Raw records

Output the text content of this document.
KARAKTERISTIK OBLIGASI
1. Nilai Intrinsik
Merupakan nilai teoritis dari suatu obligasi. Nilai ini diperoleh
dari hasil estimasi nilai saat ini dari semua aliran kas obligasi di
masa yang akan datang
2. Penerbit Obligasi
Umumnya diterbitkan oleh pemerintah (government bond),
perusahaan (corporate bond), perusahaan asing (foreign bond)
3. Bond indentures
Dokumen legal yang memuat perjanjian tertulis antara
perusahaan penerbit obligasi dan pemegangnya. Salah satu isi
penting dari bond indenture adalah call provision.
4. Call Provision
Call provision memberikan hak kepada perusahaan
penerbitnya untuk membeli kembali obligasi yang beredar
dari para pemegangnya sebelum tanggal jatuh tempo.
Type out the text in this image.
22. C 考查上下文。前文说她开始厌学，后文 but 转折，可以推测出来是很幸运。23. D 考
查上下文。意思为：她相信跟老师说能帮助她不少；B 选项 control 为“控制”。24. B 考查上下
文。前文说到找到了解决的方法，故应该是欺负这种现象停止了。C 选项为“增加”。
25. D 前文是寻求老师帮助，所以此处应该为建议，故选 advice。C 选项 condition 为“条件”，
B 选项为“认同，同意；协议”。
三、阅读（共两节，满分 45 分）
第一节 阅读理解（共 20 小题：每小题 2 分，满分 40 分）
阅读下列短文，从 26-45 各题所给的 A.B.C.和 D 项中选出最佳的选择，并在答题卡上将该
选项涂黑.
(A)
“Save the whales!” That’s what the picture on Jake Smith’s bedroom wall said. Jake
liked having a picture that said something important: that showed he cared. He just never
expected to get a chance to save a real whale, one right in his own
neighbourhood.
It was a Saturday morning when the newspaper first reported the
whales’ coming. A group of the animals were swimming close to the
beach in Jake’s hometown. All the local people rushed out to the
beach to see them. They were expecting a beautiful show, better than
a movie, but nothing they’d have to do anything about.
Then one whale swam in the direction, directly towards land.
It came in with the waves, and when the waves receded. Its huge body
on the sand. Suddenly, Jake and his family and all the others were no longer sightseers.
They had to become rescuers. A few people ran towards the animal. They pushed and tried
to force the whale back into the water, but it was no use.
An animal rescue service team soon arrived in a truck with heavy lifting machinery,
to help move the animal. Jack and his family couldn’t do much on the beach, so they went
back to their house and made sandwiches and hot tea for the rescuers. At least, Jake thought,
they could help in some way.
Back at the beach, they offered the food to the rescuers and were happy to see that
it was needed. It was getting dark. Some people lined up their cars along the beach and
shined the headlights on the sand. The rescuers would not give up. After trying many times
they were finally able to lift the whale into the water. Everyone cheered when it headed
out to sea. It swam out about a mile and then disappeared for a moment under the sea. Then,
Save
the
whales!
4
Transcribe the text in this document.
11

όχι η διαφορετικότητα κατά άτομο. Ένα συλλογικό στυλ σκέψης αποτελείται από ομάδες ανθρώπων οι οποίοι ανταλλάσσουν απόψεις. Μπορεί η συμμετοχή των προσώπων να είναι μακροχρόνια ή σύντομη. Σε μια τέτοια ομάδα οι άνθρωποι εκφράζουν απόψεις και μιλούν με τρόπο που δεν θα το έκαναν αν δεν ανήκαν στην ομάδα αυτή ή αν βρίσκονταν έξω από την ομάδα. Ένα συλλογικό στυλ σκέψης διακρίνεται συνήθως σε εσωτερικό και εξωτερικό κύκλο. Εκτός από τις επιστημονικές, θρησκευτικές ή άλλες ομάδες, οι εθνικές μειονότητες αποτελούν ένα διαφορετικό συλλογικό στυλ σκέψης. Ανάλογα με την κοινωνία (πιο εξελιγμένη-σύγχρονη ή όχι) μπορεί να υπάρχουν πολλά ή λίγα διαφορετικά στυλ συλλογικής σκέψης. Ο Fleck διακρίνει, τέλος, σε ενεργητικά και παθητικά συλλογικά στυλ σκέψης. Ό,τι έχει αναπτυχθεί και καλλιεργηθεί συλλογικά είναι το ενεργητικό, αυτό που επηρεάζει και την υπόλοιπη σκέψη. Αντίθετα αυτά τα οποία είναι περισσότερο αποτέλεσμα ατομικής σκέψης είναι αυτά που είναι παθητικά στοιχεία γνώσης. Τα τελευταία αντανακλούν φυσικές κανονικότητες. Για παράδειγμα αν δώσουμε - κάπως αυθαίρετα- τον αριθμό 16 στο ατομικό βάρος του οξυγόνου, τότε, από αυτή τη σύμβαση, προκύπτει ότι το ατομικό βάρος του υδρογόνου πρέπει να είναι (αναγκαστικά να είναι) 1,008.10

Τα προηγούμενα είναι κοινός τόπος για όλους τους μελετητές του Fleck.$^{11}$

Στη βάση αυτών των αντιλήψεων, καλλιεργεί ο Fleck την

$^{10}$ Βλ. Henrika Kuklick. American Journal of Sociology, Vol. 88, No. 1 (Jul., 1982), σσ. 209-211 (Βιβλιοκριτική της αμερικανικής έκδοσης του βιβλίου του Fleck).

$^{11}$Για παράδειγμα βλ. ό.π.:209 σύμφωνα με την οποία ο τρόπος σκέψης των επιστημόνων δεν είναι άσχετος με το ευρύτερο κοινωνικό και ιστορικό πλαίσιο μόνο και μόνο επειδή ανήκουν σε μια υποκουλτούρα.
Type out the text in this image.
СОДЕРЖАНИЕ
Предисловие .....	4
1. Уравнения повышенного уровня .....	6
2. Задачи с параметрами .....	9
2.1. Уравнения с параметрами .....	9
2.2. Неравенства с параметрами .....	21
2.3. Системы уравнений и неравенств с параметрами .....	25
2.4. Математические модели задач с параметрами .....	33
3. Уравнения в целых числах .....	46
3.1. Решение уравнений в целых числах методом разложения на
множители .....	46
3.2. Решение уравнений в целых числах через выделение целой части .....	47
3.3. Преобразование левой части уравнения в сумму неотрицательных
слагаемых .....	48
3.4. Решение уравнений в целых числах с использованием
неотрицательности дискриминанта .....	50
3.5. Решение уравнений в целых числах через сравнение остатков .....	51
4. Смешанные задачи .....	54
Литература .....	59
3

### Problem
Find the lines above holding the word "числах" and show them.

### Solved problem
3. Уравнения в целых числах .....	46
3.1. Решение уравнений в целых числах методом разложения на
3.2. Решение уравнений в целых числах через выделение целой части .....	47
3.4. Решение уравнений в целых числах с использованием
3.5. Решение уравнений в целых числах через сравнение остатков .....	51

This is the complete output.